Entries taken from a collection
((
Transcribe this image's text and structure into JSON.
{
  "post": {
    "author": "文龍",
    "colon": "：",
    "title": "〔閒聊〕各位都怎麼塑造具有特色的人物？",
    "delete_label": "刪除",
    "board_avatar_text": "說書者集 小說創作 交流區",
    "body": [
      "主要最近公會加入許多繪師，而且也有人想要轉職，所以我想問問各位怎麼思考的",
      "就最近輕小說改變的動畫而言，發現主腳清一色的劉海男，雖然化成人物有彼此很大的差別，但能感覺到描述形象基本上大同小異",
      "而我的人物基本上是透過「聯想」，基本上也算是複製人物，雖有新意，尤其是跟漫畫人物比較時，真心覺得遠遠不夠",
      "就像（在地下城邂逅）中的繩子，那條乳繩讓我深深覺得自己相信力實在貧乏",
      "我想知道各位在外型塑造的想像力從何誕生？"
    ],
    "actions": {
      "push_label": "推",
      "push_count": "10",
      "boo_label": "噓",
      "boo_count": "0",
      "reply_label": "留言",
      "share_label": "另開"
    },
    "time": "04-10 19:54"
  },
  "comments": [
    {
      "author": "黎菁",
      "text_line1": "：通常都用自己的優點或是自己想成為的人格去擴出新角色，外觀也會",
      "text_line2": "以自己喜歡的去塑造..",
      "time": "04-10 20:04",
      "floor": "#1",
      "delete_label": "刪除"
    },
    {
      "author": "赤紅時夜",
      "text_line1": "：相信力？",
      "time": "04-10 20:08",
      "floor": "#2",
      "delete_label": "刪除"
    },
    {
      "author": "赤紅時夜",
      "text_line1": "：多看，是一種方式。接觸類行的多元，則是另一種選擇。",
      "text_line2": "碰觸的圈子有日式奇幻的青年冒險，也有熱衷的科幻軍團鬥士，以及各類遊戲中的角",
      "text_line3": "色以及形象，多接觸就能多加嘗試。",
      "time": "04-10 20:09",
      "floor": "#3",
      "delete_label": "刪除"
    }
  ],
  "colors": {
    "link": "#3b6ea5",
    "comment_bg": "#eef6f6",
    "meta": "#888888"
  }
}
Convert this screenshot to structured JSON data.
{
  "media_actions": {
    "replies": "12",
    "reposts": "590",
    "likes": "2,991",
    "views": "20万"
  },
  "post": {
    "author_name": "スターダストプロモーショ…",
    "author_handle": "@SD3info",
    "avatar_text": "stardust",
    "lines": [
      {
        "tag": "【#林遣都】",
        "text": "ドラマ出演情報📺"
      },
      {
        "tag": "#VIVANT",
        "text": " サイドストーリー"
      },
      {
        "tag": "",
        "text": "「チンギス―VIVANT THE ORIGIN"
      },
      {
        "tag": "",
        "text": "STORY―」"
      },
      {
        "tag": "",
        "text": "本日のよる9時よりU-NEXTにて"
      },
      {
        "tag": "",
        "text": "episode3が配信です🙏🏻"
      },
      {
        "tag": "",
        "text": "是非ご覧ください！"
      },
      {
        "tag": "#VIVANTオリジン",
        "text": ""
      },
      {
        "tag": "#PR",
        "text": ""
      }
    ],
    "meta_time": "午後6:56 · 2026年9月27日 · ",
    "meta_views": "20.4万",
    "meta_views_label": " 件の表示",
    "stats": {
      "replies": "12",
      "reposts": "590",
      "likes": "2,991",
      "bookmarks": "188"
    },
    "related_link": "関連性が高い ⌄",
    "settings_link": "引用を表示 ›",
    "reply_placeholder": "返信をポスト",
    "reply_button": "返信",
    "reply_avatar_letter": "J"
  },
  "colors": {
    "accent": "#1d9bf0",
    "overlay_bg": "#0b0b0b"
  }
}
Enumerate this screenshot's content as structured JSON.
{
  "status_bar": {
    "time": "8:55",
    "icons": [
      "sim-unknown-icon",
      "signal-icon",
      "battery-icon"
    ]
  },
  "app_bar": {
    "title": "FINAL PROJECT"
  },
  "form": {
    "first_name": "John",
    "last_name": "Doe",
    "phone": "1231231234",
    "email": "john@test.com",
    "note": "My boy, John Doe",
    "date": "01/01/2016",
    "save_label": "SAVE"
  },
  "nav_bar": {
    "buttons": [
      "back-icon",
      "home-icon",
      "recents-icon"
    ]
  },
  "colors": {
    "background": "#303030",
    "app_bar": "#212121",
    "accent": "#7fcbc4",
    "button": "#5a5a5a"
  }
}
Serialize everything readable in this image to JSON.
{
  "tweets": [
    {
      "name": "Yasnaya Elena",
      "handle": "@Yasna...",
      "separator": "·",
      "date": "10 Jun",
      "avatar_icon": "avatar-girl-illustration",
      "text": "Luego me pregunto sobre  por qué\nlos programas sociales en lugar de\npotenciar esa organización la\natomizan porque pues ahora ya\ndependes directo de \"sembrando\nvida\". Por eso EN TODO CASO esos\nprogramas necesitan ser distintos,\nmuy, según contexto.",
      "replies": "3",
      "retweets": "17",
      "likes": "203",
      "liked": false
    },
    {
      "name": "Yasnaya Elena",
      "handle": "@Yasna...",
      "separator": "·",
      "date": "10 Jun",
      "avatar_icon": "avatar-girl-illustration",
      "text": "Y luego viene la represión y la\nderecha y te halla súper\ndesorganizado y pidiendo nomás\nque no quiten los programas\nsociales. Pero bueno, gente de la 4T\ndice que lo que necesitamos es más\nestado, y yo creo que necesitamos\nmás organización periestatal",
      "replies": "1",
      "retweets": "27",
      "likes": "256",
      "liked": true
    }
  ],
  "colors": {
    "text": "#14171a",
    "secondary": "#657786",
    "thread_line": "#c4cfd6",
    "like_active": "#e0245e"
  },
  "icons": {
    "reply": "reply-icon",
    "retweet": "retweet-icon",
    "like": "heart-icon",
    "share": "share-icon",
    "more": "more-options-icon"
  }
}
))
#### STATED GOAL:
Find the word "structured" in the entries above and gather every line that holds it.

#### TASK OUTPUT:
Convert this screenshot to structured JSON data.
Enumerate this screenshot's content as structured JSON.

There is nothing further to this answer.